* Job 1: According to the LG G4 review below, how much stronger than the LG G3 does LG say the G4's screen is?
* Job 2:
Decide whether each statement agrees with the LG G4 review below. Answer yes or no, and quote the words from the review that decide it.
(a) The LG G4 runs on a Snapdragon 808 chipset.
(b) The LG G4's screen curves more sharply than the LG G Flex 2's.
(c) The leather rear plate of the LG G4 keeps its original condition over time.
* Job 3: Extend the LG G4 review below, picking up after its final sentence.

* Text section:
*-*-*
The LG G4 price undercuts its rivals by US$50-100. The prices can be attributed to a lack of extraneous gadgets (see the 'Special features' section below) and a cheaper-than-the-competition Snapdragon 808 chipset. Do these factors make it a lesser phone than its rivals though?
LG G4 design and build quality
The first thing you might notice about the LG G4 is that its screen curves ever so slightly. If you found the crescent-shaped LG G Flex 2 a bit too outrageous, don't panic; the curve of the LG G4 is much more subtle.
This design means that the Gorilla Glass 4-covered screen is better protected from scratches when you place it face down, because most of the screen doesn't actually touch the surface you placed it on. To this end, there is also a slight 'lip' around the edge of the screen.
LG claims that this design also makes the screen more shatterproof. It's 20 percent stronger than the LG G3, apparently, though we'd be interested to see how many phones it had to destroy to test this.
The curved display is framed by super-slim bezels on the sides, and there's an elegant carbon-fiber effect under the glass.
A key thing to consider about the leather rear plate is that it inevitably gets worn down over time. LG spins this positively, saying that this will make each LG G4 unique to its owner, as the leather will wear and adapt depending on how you hold, use and treat your phone.
*-*-*
* Supplied information:
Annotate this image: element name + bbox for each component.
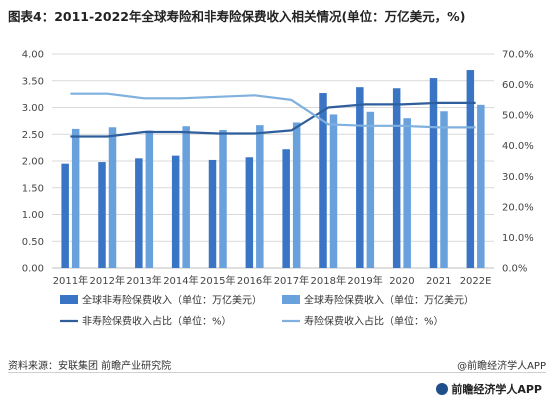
*-*-*
* Response 1: LG says it is 20 percent stronger than the LG G3.

* Response 2:
(a) Yes: "a cheaper-than-the-competition Snapdragon 808 chipset"
(b) No: "the curve of the LG G4 is much more subtle"
(c) No: "it inevitably gets worn down over time"

* Response 3:
This is, of course, just a romantic way of saying that leather degrades faster than aluminum or plastic, and it's up to you to decide whether the resulting look appeals to you.
The other case option for the LG G4 is ceramic. This still looks and feels unique and classy, though we are certainly still more drawn to the leather-backed version.
One of the best design features of the LG G3 was the rear-mounted volume rocker and power button, and we're pleased that LG has retained this on the G4. The positioning of these controls is perfect, because you operate them using fingers that naturally wrap around the back of your phone, leaving your thumb free to carry out on-screen actions. It might just take you a while to stop instinctively trying to find them on the sides of the phone.
The removable back cover conceals the SIM and microSD slots, meaning that the only slots around the outside of the phone are the USB port and audio jack, which makes for a clean design. There is also a virtually invisible pinprick of an IR blaster at the top of the phone, which lets you use your G4 as a remote control.
The curve of the screen and the relatively big battery in the LG G4 means that it’s not the slimmest of phones. It's 9.8 mm deep, but this seems a reasonable trade-off, because the vast majority of smartphone users – including ourselves – prioritize battery life over svelteness.
The LG G4 design makes a bold statement, giving it a strong identity next to other, more delicate-looking flagships.
LG G4 display
The LG G3 was the first smartphone to have a QHD resolution (2,560 x 1,440) display. The LG G4 retains a QHD display, while this time aiming for the Digital Cinema Initiatives (DCI) color standard, which focuses on recreating more natural colors than the sRGB standard, which most other smartphones use.
Its viewing angles are perfect, and the display is blindingly bright when turned all the way up (although not quite as bright as the competing Galaxy S6). Being an IPS LCD display, blacks aren’t as deep as on the AMOLED screen of the LG G Flex 2, but this doesn’t make the screen inferior.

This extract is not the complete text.